## Start Stored records

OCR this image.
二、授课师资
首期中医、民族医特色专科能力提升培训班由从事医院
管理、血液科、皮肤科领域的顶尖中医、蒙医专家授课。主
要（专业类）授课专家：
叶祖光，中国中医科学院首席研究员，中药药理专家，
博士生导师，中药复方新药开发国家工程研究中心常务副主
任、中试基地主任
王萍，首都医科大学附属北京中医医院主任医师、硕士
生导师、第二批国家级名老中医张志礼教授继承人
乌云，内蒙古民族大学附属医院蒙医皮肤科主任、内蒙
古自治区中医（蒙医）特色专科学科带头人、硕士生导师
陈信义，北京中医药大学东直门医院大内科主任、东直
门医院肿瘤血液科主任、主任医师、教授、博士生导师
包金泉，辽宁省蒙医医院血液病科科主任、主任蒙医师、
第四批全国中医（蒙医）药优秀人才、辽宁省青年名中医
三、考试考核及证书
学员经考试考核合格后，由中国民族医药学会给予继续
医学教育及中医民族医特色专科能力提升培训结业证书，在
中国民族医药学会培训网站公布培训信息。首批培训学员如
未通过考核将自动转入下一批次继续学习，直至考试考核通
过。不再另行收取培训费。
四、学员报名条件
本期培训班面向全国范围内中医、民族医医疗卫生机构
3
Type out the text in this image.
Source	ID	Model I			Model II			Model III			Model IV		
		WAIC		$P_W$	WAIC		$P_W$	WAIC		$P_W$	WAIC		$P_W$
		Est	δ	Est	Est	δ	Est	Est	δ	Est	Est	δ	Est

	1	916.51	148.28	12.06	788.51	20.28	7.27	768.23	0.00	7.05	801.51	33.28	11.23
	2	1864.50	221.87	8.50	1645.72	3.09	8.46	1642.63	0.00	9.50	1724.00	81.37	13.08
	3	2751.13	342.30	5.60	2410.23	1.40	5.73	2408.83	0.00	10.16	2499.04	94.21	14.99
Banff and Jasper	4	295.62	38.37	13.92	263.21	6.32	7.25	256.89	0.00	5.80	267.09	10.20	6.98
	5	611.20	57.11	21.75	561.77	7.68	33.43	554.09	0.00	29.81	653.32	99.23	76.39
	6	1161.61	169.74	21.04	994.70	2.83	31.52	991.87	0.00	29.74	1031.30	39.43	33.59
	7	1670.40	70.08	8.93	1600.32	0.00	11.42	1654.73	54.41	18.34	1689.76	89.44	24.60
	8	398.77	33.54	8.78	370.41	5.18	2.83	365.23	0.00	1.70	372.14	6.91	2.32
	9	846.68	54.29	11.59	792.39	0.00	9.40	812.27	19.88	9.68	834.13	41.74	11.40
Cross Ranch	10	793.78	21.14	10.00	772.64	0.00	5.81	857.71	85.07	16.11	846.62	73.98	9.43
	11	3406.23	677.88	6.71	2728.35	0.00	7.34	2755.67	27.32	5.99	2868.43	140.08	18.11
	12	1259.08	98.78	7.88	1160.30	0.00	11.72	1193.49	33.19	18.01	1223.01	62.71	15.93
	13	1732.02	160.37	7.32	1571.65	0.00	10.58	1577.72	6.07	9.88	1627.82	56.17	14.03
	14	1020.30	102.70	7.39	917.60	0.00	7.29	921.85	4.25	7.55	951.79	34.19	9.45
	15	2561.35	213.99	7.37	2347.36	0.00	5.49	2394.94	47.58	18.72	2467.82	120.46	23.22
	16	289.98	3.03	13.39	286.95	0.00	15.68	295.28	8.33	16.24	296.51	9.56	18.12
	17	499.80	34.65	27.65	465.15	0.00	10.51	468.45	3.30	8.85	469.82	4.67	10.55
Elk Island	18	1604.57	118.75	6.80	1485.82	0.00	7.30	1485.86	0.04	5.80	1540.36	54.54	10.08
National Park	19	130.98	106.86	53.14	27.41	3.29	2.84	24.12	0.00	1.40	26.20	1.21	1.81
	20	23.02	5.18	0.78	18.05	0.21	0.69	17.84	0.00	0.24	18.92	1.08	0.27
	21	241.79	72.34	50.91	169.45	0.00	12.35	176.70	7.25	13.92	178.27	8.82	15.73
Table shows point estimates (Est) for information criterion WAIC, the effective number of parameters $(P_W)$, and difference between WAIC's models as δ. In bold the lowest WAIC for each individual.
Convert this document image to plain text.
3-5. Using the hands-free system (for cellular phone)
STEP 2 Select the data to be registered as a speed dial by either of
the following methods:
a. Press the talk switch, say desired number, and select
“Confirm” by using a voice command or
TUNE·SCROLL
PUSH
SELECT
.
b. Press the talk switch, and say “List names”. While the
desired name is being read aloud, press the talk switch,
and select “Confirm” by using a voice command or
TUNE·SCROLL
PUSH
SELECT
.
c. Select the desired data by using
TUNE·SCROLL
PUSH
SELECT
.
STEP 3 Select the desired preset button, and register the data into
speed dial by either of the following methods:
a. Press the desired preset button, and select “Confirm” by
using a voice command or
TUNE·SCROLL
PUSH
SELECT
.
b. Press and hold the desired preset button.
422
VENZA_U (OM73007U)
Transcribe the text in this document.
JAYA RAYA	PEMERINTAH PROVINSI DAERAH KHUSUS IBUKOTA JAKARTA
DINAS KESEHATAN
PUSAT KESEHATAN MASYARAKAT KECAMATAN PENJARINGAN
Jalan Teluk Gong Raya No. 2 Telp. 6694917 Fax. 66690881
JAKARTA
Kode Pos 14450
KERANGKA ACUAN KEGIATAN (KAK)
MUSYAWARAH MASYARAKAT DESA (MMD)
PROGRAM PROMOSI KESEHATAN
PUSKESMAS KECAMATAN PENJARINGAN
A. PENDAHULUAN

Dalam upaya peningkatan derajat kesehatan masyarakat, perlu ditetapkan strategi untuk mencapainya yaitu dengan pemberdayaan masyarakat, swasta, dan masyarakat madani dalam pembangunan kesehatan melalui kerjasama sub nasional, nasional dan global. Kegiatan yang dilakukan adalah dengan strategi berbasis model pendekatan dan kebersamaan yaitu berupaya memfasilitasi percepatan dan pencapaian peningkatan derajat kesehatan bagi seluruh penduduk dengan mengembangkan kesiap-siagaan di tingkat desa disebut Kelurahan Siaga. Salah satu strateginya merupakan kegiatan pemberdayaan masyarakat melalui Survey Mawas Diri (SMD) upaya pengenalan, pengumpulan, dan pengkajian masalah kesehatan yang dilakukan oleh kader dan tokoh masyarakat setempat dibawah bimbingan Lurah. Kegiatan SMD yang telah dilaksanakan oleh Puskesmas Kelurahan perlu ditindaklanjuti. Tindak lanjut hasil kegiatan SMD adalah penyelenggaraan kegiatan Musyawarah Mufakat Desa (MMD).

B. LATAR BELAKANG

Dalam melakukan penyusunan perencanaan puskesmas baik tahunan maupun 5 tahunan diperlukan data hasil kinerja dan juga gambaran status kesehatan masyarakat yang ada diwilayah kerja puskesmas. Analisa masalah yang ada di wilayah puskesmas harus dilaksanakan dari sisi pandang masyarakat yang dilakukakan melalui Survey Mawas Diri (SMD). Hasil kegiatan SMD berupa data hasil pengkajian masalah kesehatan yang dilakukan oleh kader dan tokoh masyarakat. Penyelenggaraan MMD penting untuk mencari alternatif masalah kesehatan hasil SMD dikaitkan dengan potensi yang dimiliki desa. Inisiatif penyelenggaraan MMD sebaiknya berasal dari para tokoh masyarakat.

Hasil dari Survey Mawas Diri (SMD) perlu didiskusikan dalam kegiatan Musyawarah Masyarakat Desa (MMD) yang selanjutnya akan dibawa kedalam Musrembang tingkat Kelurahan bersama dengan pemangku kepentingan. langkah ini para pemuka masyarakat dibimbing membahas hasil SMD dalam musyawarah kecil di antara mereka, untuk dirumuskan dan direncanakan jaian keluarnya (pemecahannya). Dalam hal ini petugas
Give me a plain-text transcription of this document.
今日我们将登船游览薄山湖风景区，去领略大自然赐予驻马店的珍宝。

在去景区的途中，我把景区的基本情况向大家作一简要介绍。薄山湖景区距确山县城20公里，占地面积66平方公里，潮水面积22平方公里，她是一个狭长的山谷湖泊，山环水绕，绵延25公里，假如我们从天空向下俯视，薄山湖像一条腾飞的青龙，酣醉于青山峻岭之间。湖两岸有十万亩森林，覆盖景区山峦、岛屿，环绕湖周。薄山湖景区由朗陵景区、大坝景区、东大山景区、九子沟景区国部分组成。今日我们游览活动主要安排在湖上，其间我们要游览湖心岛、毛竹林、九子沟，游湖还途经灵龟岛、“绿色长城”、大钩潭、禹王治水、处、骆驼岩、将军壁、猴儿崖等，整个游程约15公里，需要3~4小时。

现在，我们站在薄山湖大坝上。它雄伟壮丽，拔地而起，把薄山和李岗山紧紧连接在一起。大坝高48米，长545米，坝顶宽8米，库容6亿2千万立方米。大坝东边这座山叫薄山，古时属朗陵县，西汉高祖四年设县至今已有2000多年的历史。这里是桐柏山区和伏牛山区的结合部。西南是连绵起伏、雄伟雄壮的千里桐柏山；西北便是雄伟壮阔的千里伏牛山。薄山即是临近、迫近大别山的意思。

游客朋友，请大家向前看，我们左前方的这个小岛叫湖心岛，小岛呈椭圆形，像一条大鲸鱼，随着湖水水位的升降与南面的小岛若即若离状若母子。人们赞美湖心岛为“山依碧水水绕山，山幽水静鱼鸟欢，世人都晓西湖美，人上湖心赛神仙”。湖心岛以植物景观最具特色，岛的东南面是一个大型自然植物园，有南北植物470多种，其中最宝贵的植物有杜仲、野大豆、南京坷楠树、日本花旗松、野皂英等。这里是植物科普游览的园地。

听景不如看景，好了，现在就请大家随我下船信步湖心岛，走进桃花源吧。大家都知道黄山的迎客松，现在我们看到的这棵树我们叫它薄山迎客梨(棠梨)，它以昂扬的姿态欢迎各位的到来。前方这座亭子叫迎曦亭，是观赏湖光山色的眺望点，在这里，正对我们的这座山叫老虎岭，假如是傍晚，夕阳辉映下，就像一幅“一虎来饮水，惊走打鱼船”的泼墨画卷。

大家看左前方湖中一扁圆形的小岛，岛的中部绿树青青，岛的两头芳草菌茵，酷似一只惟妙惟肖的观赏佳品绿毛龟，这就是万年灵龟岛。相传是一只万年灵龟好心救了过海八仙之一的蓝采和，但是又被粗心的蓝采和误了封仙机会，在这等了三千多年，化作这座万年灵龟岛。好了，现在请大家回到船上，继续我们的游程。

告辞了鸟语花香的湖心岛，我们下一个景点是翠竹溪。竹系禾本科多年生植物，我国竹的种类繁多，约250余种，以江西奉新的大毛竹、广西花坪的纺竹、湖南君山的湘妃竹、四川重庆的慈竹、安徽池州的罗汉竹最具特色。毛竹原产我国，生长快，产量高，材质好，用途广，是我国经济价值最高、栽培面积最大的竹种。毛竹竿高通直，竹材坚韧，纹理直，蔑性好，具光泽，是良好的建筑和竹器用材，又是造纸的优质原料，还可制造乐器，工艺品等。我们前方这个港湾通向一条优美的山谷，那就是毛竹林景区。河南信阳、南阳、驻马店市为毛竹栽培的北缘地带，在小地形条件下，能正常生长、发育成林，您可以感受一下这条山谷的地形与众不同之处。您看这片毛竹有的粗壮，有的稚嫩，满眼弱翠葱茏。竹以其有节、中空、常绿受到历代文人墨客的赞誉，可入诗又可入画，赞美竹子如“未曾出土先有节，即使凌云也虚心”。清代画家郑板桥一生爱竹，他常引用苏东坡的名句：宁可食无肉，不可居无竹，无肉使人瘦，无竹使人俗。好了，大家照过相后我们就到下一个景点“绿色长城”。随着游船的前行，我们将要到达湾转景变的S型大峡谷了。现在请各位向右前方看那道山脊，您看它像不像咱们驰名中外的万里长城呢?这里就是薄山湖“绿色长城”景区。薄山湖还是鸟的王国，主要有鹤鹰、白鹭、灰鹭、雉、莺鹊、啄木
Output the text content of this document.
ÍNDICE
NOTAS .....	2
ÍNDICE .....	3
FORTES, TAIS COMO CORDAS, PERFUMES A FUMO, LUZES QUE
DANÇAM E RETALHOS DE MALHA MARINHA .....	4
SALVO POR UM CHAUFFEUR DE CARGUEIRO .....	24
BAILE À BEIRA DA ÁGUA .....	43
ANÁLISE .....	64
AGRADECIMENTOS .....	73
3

## End Stored records

Work to complete –
From the entries, report each line that includes the word "dari".

Written solution –
Dalam melakukan penyusunan perencanaan puskesmas baik tahunan maupun 5 tahunan diperlukan data hasil kinerja dan juga gambaran status kesehatan masyarakat yang ada diwilayah kerja puskesmas. Analisa masalah yang ada di wilayah puskesmas harus dilaksanakan dari sisi pandang masyarakat yang dilakukakan melalui Survey Mawas Diri (SMD). Hasil kegiatan SMD berupa data hasil pengkajian masalah kesehatan yang dilakukan oleh kader dan tokoh masyarakat. Penyelenggaraan MMD penting untuk mencari alternatif masalah kesehatan hasil SMD dikaitkan dengan potensi yang dimiliki desa. Inisiatif penyelenggaraan MMD sebaiknya berasal dari para tokoh masyarakat.
Hasil dari Survey Mawas Diri (SMD) perlu didiskusikan dalam kegiatan Musyawarah Masyarakat Desa (MMD) yang selanjutnya akan dibawa kedalam Musrembang tingkat Kelurahan bersama dengan pemangku kepentingan. langkah ini para pemuka masyarakat dibimbing membahas hasil SMD dalam musyawarah kecil di antara mereka, untuk dirumuskan dan direncanakan jaian keluarnya (pemecahannya). Dalam hal ini petugas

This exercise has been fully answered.